Some records
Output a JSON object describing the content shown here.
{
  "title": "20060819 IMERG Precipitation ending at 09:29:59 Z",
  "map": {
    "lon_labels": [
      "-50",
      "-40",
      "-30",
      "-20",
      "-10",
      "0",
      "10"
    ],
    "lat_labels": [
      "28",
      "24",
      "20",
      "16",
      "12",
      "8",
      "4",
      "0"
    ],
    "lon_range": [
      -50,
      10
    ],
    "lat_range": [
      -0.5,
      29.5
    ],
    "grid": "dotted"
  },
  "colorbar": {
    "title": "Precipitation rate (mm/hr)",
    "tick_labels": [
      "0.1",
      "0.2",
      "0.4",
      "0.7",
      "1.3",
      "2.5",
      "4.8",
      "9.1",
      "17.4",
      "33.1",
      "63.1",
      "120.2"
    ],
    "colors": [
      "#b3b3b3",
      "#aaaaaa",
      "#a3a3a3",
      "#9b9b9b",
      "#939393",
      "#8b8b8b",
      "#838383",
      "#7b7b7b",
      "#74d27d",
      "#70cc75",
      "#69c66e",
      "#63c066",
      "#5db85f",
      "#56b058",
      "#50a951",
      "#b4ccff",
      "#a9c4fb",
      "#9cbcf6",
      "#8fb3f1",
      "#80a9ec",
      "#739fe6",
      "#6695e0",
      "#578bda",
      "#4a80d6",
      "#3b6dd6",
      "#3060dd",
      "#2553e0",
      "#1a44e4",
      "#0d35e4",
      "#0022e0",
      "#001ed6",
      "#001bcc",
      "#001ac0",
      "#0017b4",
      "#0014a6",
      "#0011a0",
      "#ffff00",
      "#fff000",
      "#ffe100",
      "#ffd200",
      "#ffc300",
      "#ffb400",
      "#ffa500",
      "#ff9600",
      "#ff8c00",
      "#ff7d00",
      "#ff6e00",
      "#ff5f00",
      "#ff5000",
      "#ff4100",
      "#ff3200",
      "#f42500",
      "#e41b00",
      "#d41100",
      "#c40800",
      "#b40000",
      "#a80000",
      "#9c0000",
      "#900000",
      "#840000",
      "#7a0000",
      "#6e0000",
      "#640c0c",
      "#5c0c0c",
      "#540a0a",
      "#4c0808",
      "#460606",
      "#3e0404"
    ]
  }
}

Given task
Output the data above exactly, please, line for line.

Solution below
Output a JSON object describing the content shown here.
{
  "title": "20060819 IMERG Precipitation ending at 09:29:59 Z",
  "map": {
    "lon_labels": [
      "-50",
      "-40",
      "-30",
      "-20",
      "-10",
      "0",
      "10"
    ],
    "lat_labels": [
      "28",
      "24",
      "20",
      "16",
      "12",
      "8",
      "4",
      "0"
    ],
    "lon_range": [
      -50,
      10
    ],
    "lat_range": [
      -0.5,
      29.5
    ],
    "grid": "dotted"
  },
  "colorbar": {
    "title": "Precipitation rate (mm/hr)",
    "tick_labels": [
      "0.1",
      "0.2",
      "0.4",
      "0.7",
      "1.3",
      "2.5",
      "4.8",
      "9.1",
      "17.4",
      "33.1",
      "63.1",
      "120.2"
    ],
    "colors": [
      "#b3b3b3",
      "#aaaaaa",
      "#a3a3a3",
      "#9b9b9b",
      "#939393",
      "#8b8b8b",
      "#838383",
      "#7b7b7b",
      "#74d27d",
      "#70cc75",
      "#69c66e",
      "#63c066",
      "#5db85f",
      "#56b058",
      "#50a951",
      "#b4ccff",
      "#a9c4fb",
      "#9cbcf6",
      "#8fb3f1",
      "#80a9ec",
      "#739fe6",
      "#6695e0",
      "#578bda",
      "#4a80d6",
      "#3b6dd6",
      "#3060dd",
      "#2553e0",
      "#1a44e4",
      "#0d35e4",
      "#0022e0",
      "#001ed6",
      "#001bcc",
      "#001ac0",
      "#0017b4",
      "#0014a6",
      "#0011a0",
      "#ffff00",
      "#fff000",
      "#ffe100",
      "#ffd200",
      "#ffc300",
      "#ffb400",
      "#ffa500",
      "#ff9600",
      "#ff8c00",
      "#ff7d00",
      "#ff6e00",
      "#ff5f00",
      "#ff5000",
      "#ff4100",
      "#ff3200",
      "#f42500",
      "#e41b00",
      "#d41100",
      "#c40800",
      "#b40000",
      "#a80000",
      "#9c0000",
      "#900000",
      "#840000",
      "#7a0000",
      "#6e0000",
      "#640c0c",
      "#5c0c0c",
      "#540a0a",
      "#4c0808",
      "#460606",
      "#3e0404"
    ]
  }
}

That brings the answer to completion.